◆ Problem description ◆
All of the material below is to be retyped exactly.

Start Dataset excerpts

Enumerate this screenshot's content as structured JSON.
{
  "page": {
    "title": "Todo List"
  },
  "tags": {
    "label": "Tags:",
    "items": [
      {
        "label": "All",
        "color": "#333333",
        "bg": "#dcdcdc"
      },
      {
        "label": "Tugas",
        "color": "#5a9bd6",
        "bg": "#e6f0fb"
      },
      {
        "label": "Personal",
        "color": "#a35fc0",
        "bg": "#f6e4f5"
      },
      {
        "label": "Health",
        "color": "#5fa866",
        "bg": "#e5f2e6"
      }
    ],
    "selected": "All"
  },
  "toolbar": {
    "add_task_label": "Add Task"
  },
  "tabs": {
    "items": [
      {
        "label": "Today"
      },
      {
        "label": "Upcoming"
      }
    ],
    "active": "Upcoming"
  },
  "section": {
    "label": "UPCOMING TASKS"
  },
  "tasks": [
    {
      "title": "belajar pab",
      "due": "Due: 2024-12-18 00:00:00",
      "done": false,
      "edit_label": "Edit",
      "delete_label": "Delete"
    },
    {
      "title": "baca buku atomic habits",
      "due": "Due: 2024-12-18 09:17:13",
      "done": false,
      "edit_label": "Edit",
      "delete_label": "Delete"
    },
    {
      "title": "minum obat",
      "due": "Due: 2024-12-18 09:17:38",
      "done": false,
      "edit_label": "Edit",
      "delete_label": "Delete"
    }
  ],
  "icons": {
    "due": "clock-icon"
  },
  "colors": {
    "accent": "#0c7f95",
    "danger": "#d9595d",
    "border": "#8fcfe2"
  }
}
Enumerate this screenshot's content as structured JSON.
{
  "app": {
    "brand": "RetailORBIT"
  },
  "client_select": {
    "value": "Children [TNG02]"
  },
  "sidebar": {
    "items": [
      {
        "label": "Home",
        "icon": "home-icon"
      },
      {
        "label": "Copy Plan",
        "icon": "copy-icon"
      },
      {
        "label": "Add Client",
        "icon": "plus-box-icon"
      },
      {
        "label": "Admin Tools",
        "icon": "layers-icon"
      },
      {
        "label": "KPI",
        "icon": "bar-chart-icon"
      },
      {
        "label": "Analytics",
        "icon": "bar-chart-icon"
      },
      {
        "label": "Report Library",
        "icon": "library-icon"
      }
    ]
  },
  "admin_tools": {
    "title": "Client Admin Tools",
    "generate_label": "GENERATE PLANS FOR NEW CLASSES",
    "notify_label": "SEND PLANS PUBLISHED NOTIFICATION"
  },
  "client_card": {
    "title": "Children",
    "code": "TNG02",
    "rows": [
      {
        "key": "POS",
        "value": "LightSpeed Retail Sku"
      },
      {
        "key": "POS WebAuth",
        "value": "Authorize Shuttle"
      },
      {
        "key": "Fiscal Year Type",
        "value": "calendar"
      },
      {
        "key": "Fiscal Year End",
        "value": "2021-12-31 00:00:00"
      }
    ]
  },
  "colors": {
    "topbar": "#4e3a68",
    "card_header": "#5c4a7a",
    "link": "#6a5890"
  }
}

End Dataset excerpts

◆ The response ◆
Enumerate this screenshot's content as structured JSON.
{
  "page": {
    "title": "Todo List"
  },
  "tags": {
    "label": "Tags:",
    "items": [
      {
        "label": "All",
        "color": "#333333",
        "bg": "#dcdcdc"
      },
      {
        "label": "Tugas",
        "color": "#5a9bd6",
        "bg": "#e6f0fb"
      },
      {
        "label": "Personal",
        "color": "#a35fc0",
        "bg": "#f6e4f5"
      },
      {
        "label": "Health",
        "color": "#5fa866",
        "bg": "#e5f2e6"
      }
    ],
    "selected": "All"
  },
  "toolbar": {
    "add_task_label": "Add Task"
  },
  "tabs": {
    "items": [
      {
        "label": "Today"
      },
      {
        "label": "Upcoming"
      }
    ],
    "active": "Upcoming"
  },
  "section": {
    "label": "UPCOMING TASKS"
  },
  "tasks": [
    {
      "title": "belajar pab",
      "due": "Due: 2024-12-18 00:00:00",
      "done": false,
      "edit_label": "Edit",
      "delete_label": "Delete"
    },
    {
      "title": "baca buku atomic habits",
      "due": "Due: 2024-12-18 09:17:13",
      "done": false,
      "edit_label": "Edit",
      "delete_label": "Delete"
    },
    {
      "title": "minum obat",
      "due": "Due: 2024-12-18 09:17:38",
      "done": false,
      "edit_label": "Edit",
      "delete_label": "Delete"
    }
  ],
  "icons": {
    "due": "clock-icon"
  },
  "colors": {
    "accent": "#0c7f95",
    "danger": "#d9595d",
    "border": "#8fcfe2"
  }
}
Enumerate this screenshot's content as structured JSON.
{
  "app": {
    "brand": "RetailORBIT"
  },
  "client_select": {
    "value": "Children [TNG02]"
  },
  "sidebar": {
    "items": [
      {
        "label": "Home",
        "icon": "home-icon"
      },
      {
        "label": "Copy Plan",
        "icon": "copy-icon"
      },
      {
        "label": "Add Client",
        "icon": "plus-box-icon"
      },
      {
        "label": "Admin Tools",
        "icon": "layers-icon"
      },
      {
        "label": "KPI",
        "icon": "bar-chart-icon"
      },
      {
        "label": "Analytics",
        "icon": "bar-chart-icon"
      },
      {
        "label": "Report Library",
        "icon": "library-icon"
      }
    ]
  },
  "admin_tools": {
    "title": "Client Admin Tools",
    "generate_label": "GENERATE PLANS FOR NEW CLASSES",
    "notify_label": "SEND PLANS PUBLISHED NOTIFICATION"
  },
  "client_card": {
    "title": "Children",
    "code": "TNG02",
    "rows": [
      {
        "key": "POS",
        "value": "LightSpeed Retail Sku"
      },
      {
        "key": "POS WebAuth",
        "value": "Authorize Shuttle"
      },
      {
        "key": "Fiscal Year Type",
        "value": "calendar"
      },
      {
        "key": "Fiscal Year End",
        "value": "2021-12-31 00:00:00"
      }
    ]
  },
  "colors": {
    "topbar": "#4e3a68",
    "card_header": "#5c4a7a",
    "link": "#6a5890"
  }
}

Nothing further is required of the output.